## What the exercise asks
Where a line in the listing contains the string "ITzGeek", copy that line out.
◇ ◇ ◇
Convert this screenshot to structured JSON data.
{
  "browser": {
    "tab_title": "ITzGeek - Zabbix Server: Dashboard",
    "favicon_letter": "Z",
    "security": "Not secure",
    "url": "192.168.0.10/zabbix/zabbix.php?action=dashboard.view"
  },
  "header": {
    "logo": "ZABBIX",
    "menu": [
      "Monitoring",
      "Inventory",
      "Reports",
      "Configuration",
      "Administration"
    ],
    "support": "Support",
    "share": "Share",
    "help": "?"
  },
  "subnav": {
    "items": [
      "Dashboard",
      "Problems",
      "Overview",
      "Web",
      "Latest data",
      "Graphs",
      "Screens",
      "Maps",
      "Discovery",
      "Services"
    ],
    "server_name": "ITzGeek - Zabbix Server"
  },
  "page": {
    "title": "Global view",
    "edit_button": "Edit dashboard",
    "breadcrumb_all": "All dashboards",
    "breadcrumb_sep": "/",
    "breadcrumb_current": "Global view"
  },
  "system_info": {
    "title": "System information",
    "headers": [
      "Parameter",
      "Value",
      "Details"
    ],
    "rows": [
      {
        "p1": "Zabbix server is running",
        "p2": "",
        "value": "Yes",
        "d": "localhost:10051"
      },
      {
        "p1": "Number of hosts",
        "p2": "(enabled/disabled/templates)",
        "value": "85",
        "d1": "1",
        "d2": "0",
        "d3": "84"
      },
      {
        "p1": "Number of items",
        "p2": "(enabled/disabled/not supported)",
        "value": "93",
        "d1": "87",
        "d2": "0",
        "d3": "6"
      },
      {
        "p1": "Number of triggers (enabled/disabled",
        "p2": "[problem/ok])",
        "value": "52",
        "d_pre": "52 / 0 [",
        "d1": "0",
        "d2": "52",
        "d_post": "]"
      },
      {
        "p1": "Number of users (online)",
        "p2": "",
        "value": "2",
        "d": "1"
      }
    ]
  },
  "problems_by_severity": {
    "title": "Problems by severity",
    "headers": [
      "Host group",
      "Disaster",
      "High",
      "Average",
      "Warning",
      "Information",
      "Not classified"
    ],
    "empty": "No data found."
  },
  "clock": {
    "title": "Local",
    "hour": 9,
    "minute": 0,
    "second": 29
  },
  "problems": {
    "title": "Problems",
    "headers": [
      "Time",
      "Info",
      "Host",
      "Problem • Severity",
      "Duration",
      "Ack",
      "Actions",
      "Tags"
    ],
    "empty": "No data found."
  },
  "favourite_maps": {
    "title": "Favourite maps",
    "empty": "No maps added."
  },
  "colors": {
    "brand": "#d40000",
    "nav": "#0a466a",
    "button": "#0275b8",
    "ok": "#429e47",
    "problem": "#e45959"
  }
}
◇ ◇ ◇
## Result
    "tab_title": "ITzGeek - Zabbix Server: Dashboard",
    "server_name": "ITzGeek - Zabbix Server"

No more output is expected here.